## Objective
The entries below are to be written out again without alteration.

## Dataset entries
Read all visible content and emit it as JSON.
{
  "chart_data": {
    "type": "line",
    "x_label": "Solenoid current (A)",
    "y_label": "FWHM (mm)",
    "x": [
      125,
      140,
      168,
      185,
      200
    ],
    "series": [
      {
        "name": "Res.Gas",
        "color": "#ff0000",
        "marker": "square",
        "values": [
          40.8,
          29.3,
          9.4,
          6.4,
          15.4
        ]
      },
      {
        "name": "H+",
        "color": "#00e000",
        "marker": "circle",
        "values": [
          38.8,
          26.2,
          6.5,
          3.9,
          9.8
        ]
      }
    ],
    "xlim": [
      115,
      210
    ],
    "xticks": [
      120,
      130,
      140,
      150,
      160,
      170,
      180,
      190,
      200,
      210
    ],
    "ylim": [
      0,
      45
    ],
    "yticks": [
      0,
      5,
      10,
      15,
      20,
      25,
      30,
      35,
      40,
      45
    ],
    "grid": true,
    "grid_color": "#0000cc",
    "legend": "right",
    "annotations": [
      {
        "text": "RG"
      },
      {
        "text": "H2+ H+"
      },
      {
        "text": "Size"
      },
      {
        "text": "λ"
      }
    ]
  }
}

## Task result
Read all visible content and emit it as JSON.
{
  "chart_data": {
    "type": "line",
    "x_label": "Solenoid current (A)",
    "y_label": "FWHM (mm)",
    "x": [
      125,
      140,
      168,
      185,
      200
    ],
    "series": [
      {
        "name": "Res.Gas",
        "color": "#ff0000",
        "marker": "square",
        "values": [
          40.8,
          29.3,
          9.4,
          6.4,
          15.4
        ]
      },
      {
        "name": "H+",
        "color": "#00e000",
        "marker": "circle",
        "values": [
          38.8,
          26.2,
          6.5,
          3.9,
          9.8
        ]
      }
    ],
    "xlim": [
      115,
      210
    ],
    "xticks": [
      120,
      130,
      140,
      150,
      160,
      170,
      180,
      190,
      200,
      210
    ],
    "ylim": [
      0,
      45
    ],
    "yticks": [
      0,
      5,
      10,
      15,
      20,
      25,
      30,
      35,
      40,
      45
    ],
    "grid": true,
    "grid_color": "#0000cc",
    "legend": "right",
    "annotations": [
      {
        "text": "RG"
      },
      {
        "text": "H2+ H+"
      },
      {
        "text": "Size"
      },
      {
        "text": "λ"
      }
    ]
  }
}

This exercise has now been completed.